● Task details
Only lines with the string "JSON" matter here; gather them from the material below.

━━━━━ Given entries ━━━━━

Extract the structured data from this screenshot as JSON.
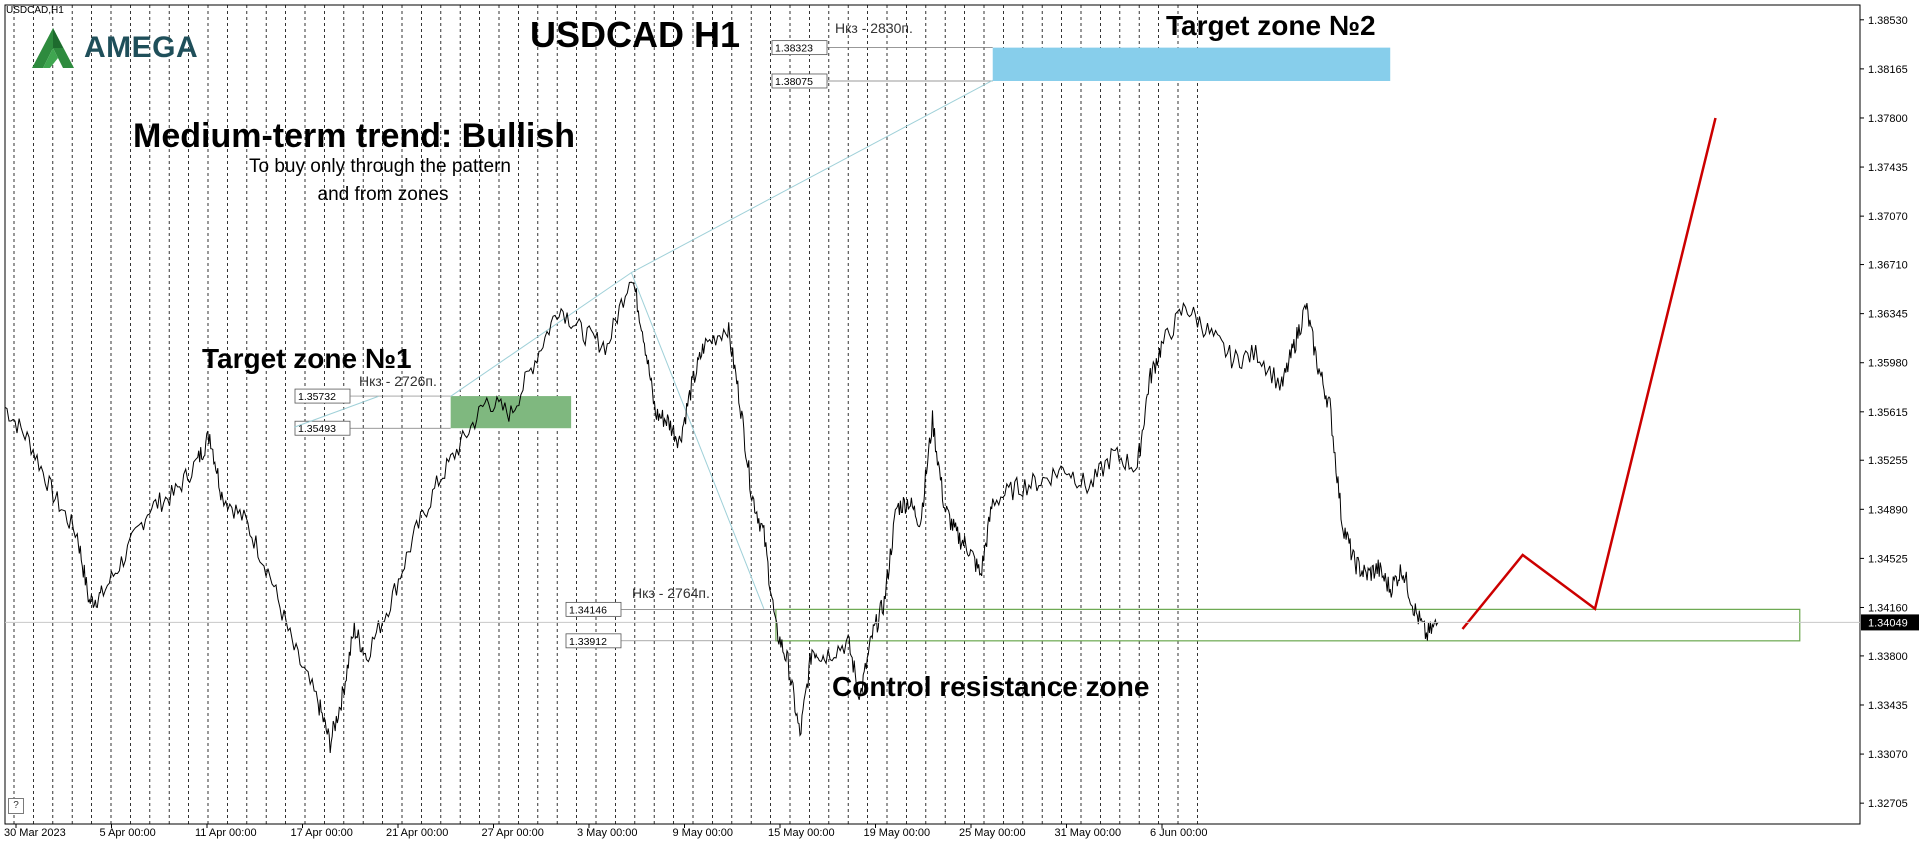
{
  "symbol_label": "USDCAD,H1",
  "logo_text": "AMEGA",
  "title": "USDCAD H1",
  "annotations": {
    "trend": "Medium-term trend: Bullish",
    "note_line1": "To buy only through the pattern",
    "note_line2": "and from zones",
    "target1": "Target zone №1",
    "target2": "Target zone №2",
    "control_zone": "Control resistance zone",
    "nkz_target1": "Нкз - 2726п.",
    "nkz_target2": "Нкз - 2830п.",
    "nkz_control": "Нкз - 2764п."
  },
  "help_button": "?",
  "colors": {
    "target_zone_1": "#7fb87f",
    "target_zone_2": "#87ceeb",
    "control_zone_border": "#6aa84f",
    "forecast_line": "#cc0000",
    "price_line": "#000000",
    "grid": "#000000"
  },
  "chart_data": {
    "type": "line",
    "instrument": "USDCAD",
    "timeframe": "H1",
    "x_ticks": [
      "30 Mar 2023",
      "5 Apr 00:00",
      "11 Apr 00:00",
      "17 Apr 00:00",
      "21 Apr 00:00",
      "27 Apr 00:00",
      "3 May 00:00",
      "9 May 00:00",
      "15 May 00:00",
      "19 May 00:00",
      "25 May 00:00",
      "31 May 00:00",
      "6 Jun 00:00"
    ],
    "y_ticks": [
      1.3853,
      1.38165,
      1.378,
      1.37435,
      1.3707,
      1.3671,
      1.36345,
      1.3598,
      1.35615,
      1.35255,
      1.3489,
      1.34525,
      1.3416,
      1.338,
      1.33435,
      1.3307,
      1.32705
    ],
    "ylim": [
      1.3255,
      1.3864
    ],
    "current_price": 1.34049,
    "price_series": [
      [
        0,
        1.3565
      ],
      [
        2,
        1.354
      ],
      [
        4,
        1.35
      ],
      [
        6,
        1.347
      ],
      [
        7,
        1.342
      ],
      [
        8,
        1.3425
      ],
      [
        10,
        1.3455
      ],
      [
        12,
        1.349
      ],
      [
        14,
        1.35
      ],
      [
        16,
        1.3525
      ],
      [
        17,
        1.3545
      ],
      [
        18,
        1.35
      ],
      [
        20,
        1.348
      ],
      [
        22,
        1.344
      ],
      [
        24,
        1.3385
      ],
      [
        26,
        1.3345
      ],
      [
        27,
        1.3315
      ],
      [
        28,
        1.335
      ],
      [
        29,
        1.34
      ],
      [
        30,
        1.338
      ],
      [
        32,
        1.342
      ],
      [
        34,
        1.347
      ],
      [
        36,
        1.351
      ],
      [
        38,
        1.354
      ],
      [
        40,
        1.357
      ],
      [
        42,
        1.356
      ],
      [
        44,
        1.36
      ],
      [
        46,
        1.364
      ],
      [
        48,
        1.362
      ],
      [
        50,
        1.361
      ],
      [
        52,
        1.3665
      ],
      [
        53,
        1.362
      ],
      [
        54,
        1.356
      ],
      [
        55,
        1.3555
      ],
      [
        56,
        1.354
      ],
      [
        57,
        1.358
      ],
      [
        58,
        1.361
      ],
      [
        60,
        1.3625
      ],
      [
        61,
        1.357
      ],
      [
        62,
        1.35
      ],
      [
        63,
        1.347
      ],
      [
        64,
        1.34
      ],
      [
        65,
        1.3375
      ],
      [
        66,
        1.332
      ],
      [
        67,
        1.3385
      ],
      [
        68,
        1.338
      ],
      [
        70,
        1.339
      ],
      [
        71,
        1.335
      ],
      [
        72,
        1.3395
      ],
      [
        73,
        1.342
      ],
      [
        74,
        1.349
      ],
      [
        75,
        1.3495
      ],
      [
        76,
        1.348
      ],
      [
        77,
        1.3555
      ],
      [
        78,
        1.349
      ],
      [
        79,
        1.347
      ],
      [
        80,
        1.346
      ],
      [
        81,
        1.344
      ],
      [
        82,
        1.3495
      ],
      [
        84,
        1.3505
      ],
      [
        86,
        1.351
      ],
      [
        88,
        1.352
      ],
      [
        90,
        1.3505
      ],
      [
        92,
        1.353
      ],
      [
        94,
        1.352
      ],
      [
        95,
        1.3585
      ],
      [
        96,
        1.361
      ],
      [
        98,
        1.364
      ],
      [
        100,
        1.362
      ],
      [
        102,
        1.36
      ],
      [
        104,
        1.3605
      ],
      [
        106,
        1.358
      ],
      [
        107,
        1.361
      ],
      [
        108,
        1.364
      ],
      [
        109,
        1.3595
      ],
      [
        110,
        1.3565
      ],
      [
        111,
        1.348
      ],
      [
        112,
        1.345
      ],
      [
        113,
        1.344
      ],
      [
        114,
        1.3445
      ],
      [
        115,
        1.343
      ],
      [
        116,
        1.3445
      ],
      [
        117,
        1.3415
      ],
      [
        118,
        1.3395
      ],
      [
        119,
        1.3405
      ]
    ],
    "price_series_x_range": [
      0,
      119
    ],
    "zones": [
      {
        "label": "Target zone №2",
        "high": 1.38323,
        "low": 1.38075
      },
      {
        "label": "Target zone №1",
        "high": 1.35732,
        "low": 1.35493
      },
      {
        "label": "Control resistance zone",
        "high": 1.34146,
        "low": 1.33912
      }
    ],
    "forecast": [
      [
        121,
        1.34
      ],
      [
        126,
        1.3455
      ],
      [
        132,
        1.3415
      ],
      [
        142,
        1.378
      ]
    ],
    "projection_lines": [
      {
        "from": [
          24,
          1.355
        ],
        "to": [
          31,
          1.3573
        ]
      },
      {
        "from": [
          37,
          1.3573
        ],
        "to": [
          52,
          1.3665
        ]
      },
      {
        "from": [
          52,
          1.3665
        ],
        "to": [
          82,
          1.3808
        ]
      },
      {
        "from": [
          52,
          1.3665
        ],
        "to": [
          63,
          1.3415
        ]
      }
    ]
  }
}
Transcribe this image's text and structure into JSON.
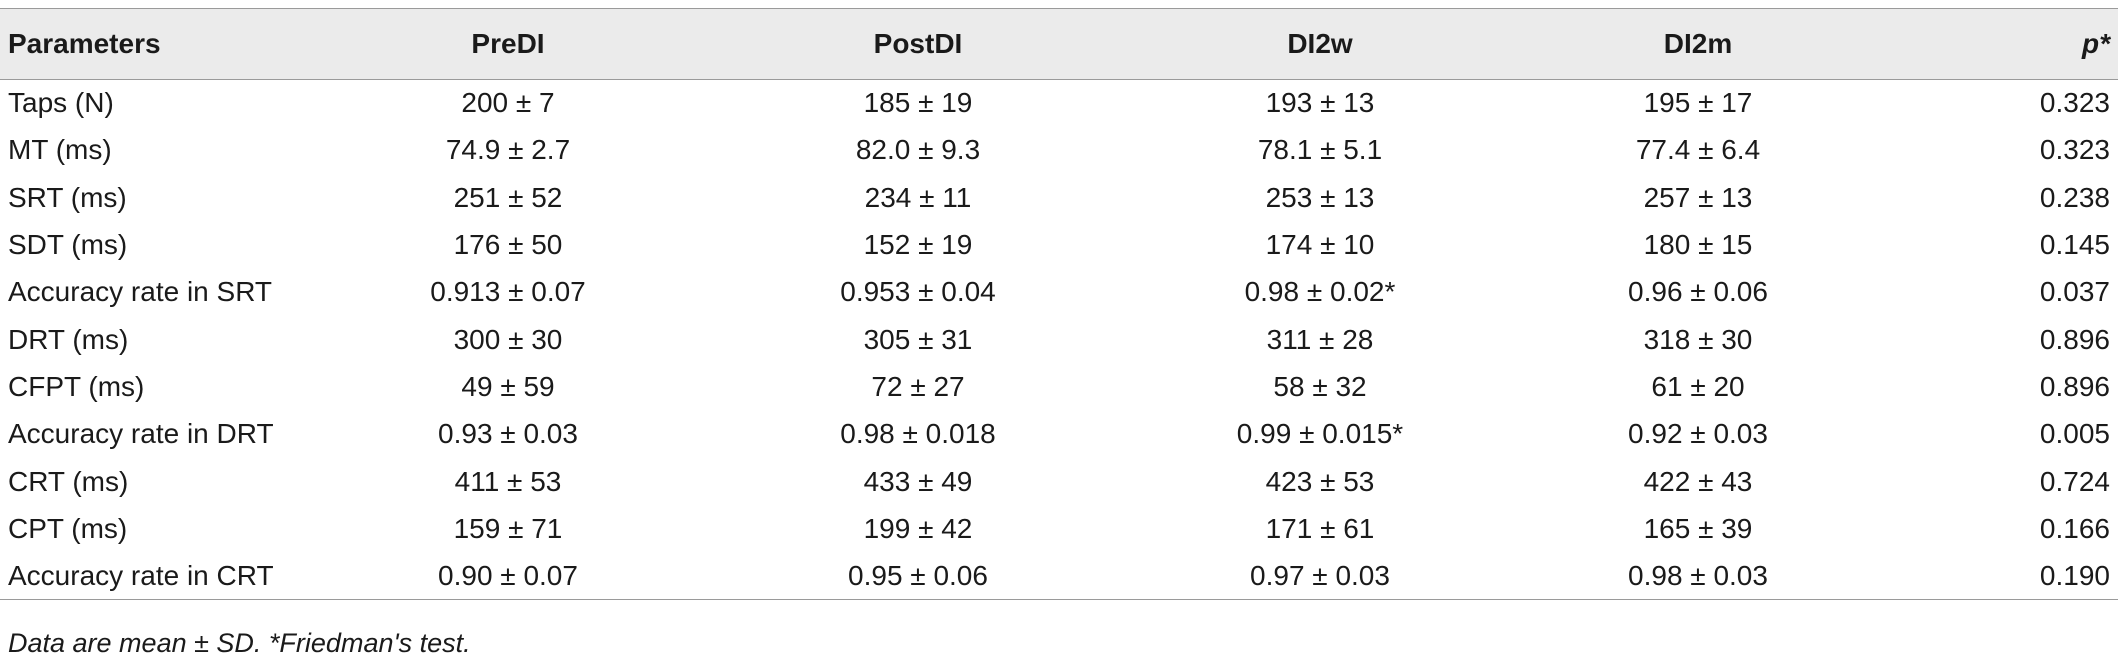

━━━━━

● Solution for this task
Extract the structured data from this screenshot as JSON.
Transcribe this image's text and structure into JSON.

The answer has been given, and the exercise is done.